— Data supplied —
* begin *
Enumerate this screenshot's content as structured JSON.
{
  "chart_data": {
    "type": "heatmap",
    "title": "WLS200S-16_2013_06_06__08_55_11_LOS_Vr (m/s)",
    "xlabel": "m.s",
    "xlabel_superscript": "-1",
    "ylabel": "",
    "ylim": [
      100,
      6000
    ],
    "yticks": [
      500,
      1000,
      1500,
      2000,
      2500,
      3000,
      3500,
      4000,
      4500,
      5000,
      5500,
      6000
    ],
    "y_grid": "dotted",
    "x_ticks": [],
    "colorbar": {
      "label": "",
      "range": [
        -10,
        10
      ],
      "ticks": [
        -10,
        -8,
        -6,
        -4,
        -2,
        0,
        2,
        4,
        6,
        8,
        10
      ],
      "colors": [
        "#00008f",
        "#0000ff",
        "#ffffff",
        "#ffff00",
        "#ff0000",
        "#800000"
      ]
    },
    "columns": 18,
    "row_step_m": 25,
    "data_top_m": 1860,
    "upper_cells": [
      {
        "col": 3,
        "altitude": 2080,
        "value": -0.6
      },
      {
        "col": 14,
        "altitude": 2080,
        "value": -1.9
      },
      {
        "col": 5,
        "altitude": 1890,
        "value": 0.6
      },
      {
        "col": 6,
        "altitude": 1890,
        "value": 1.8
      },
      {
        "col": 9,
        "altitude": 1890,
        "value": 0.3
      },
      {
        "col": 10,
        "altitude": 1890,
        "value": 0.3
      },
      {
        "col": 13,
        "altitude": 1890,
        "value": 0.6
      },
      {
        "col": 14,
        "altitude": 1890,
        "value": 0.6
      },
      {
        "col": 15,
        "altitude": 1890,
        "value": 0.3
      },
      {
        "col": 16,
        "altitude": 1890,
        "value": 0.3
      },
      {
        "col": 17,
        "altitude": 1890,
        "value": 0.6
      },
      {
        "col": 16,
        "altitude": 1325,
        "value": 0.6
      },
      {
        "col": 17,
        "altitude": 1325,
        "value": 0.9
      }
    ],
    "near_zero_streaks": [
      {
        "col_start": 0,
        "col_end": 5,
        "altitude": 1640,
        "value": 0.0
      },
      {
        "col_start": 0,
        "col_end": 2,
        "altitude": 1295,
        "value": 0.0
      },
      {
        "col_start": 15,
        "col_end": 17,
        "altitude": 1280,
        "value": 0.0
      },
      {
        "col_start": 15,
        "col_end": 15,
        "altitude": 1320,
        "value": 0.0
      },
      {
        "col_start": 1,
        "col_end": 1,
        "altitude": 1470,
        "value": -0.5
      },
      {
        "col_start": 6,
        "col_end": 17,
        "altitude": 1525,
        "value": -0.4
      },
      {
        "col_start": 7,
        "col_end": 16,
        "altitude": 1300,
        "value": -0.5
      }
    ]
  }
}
* end *
— What you will do —
Exactly reproduce the material above.

— Response to the task —
Enumerate this screenshot's content as structured JSON.
{
  "chart_data": {
    "type": "heatmap",
    "title": "WLS200S-16_2013_06_06__08_55_11_LOS_Vr (m/s)",
    "xlabel": "m.s",
    "xlabel_superscript": "-1",
    "ylabel": "",
    "ylim": [
      100,
      6000
    ],
    "yticks": [
      500,
      1000,
      1500,
      2000,
      2500,
      3000,
      3500,
      4000,
      4500,
      5000,
      5500,
      6000
    ],
    "y_grid": "dotted",
    "x_ticks": [],
    "colorbar": {
      "label": "",
      "range": [
        -10,
        10
      ],
      "ticks": [
        -10,
        -8,
        -6,
        -4,
        -2,
        0,
        2,
        4,
        6,
        8,
        10
      ],
      "colors": [
        "#00008f",
        "#0000ff",
        "#ffffff",
        "#ffff00",
        "#ff0000",
        "#800000"
      ]
    },
    "columns": 18,
    "row_step_m": 25,
    "data_top_m": 1860,
    "upper_cells": [
      {
        "col": 3,
        "altitude": 2080,
        "value": -0.6
      },
      {
        "col": 14,
        "altitude": 2080,
        "value": -1.9
      },
      {
        "col": 5,
        "altitude": 1890,
        "value": 0.6
      },
      {
        "col": 6,
        "altitude": 1890,
        "value": 1.8
      },
      {
        "col": 9,
        "altitude": 1890,
        "value": 0.3
      },
      {
        "col": 10,
        "altitude": 1890,
        "value": 0.3
      },
      {
        "col": 13,
        "altitude": 1890,
        "value": 0.6
      },
      {
        "col": 14,
        "altitude": 1890,
        "value": 0.6
      },
      {
        "col": 15,
        "altitude": 1890,
        "value": 0.3
      },
      {
        "col": 16,
        "altitude": 1890,
        "value": 0.3
      },
      {
        "col": 17,
        "altitude": 1890,
        "value": 0.6
      },
      {
        "col": 16,
        "altitude": 1325,
        "value": 0.6
      },
      {
        "col": 17,
        "altitude": 1325,
        "value": 0.9
      }
    ],
    "near_zero_streaks": [
      {
        "col_start": 0,
        "col_end": 5,
        "altitude": 1640,
        "value": 0.0
      },
      {
        "col_start": 0,
        "col_end": 2,
        "altitude": 1295,
        "value": 0.0
      },
      {
        "col_start": 15,
        "col_end": 17,
        "altitude": 1280,
        "value": 0.0
      },
      {
        "col_start": 15,
        "col_end": 15,
        "altitude": 1320,
        "value": 0.0
      },
      {
        "col_start": 1,
        "col_end": 1,
        "altitude": 1470,
        "value": -0.5
      },
      {
        "col_start": 6,
        "col_end": 17,
        "altitude": 1525,
        "value": -0.4
      },
      {
        "col_start": 7,
        "col_end": 16,
        "altitude": 1300,
        "value": -0.5
      }
    ]
  }
}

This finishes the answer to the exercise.